• EXERCISE TASK: Put the lines of the records into a numbered list, leaving out any blank lines. Begin at the first line of the records and stop after the line that contains "y-tick-label: 1,5% [45,451,103,482]".

Begin RECORDS FOR THIS EXERCISE

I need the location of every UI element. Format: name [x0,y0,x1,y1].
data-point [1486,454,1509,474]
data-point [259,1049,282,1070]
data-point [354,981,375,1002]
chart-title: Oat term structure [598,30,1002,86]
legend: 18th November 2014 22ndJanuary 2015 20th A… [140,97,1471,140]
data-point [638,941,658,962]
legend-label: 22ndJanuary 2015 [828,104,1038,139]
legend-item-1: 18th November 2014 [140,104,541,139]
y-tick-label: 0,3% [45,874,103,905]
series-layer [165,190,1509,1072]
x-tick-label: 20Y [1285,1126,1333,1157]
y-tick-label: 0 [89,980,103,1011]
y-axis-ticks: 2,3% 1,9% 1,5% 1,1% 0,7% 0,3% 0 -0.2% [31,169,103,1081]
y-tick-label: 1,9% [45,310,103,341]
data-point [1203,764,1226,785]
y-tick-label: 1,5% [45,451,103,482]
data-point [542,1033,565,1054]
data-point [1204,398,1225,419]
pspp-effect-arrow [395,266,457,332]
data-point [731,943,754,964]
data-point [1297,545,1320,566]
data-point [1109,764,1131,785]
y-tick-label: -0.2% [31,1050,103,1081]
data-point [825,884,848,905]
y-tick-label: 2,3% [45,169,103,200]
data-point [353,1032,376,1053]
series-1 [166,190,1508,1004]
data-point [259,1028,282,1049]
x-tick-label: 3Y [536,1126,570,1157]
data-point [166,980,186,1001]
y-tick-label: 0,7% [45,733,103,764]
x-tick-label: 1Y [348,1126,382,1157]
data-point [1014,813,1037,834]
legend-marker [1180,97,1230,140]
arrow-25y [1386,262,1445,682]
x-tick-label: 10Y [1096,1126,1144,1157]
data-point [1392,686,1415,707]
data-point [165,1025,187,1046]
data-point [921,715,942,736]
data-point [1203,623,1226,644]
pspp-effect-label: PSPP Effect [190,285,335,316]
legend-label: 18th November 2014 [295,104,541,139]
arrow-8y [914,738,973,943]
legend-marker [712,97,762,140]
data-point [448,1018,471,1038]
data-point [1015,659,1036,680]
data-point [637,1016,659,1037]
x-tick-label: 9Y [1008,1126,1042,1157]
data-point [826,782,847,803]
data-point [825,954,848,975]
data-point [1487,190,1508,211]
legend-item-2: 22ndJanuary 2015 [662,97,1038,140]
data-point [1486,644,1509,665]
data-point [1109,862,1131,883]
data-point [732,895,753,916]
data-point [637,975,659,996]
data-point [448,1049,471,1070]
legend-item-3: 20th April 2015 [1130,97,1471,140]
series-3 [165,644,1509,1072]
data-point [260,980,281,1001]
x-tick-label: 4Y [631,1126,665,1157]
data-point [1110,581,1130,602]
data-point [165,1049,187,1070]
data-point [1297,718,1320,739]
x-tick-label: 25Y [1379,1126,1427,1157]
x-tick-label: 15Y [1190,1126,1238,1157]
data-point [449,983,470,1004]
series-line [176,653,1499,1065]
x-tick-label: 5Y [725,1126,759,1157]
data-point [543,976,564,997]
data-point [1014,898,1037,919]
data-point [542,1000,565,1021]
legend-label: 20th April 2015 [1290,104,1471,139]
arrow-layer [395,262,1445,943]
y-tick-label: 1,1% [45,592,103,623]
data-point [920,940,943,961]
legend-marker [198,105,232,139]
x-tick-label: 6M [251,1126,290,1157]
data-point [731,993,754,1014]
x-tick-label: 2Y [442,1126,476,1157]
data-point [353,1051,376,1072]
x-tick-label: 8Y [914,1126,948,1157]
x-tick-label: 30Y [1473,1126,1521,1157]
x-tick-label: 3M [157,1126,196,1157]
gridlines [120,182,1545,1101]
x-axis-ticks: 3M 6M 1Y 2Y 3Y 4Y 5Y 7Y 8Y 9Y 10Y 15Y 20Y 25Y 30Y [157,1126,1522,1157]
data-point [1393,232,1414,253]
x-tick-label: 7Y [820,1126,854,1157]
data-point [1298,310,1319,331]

End RECORDS FOR THIS EXERCISE

• IN RESPONSE:
1. I need the location of every UI element. Format: name [x0,y0,x1,y1].
2. data-point [1486,454,1509,474]
3. data-point [259,1049,282,1070]
4. data-point [354,981,375,1002]
5. chart-title: Oat term structure [598,30,1002,86]
6. legend: 18th November 2014 22ndJanuary 2015 20th A… [140,97,1471,140]
7. data-point [638,941,658,962]
8. legend-label: 22ndJanuary 2015 [828,104,1038,139]
9. legend-item-1: 18th November 2014 [140,104,541,139]
10. y-tick-label: 0,3% [45,874,103,905]
11. series-layer [165,190,1509,1072]
12. x-tick-label: 20Y [1285,1126,1333,1157]
13. y-tick-label: 0 [89,980,103,1011]
14. y-axis-ticks: 2,3% 1,9% 1,5% 1,1% 0,7% 0,3% 0 -0.2% [31,169,103,1081]
15. y-tick-label: 1,9% [45,310,103,341]
16. data-point [1203,764,1226,785]
17. y-tick-label: 1,5% [45,451,103,482]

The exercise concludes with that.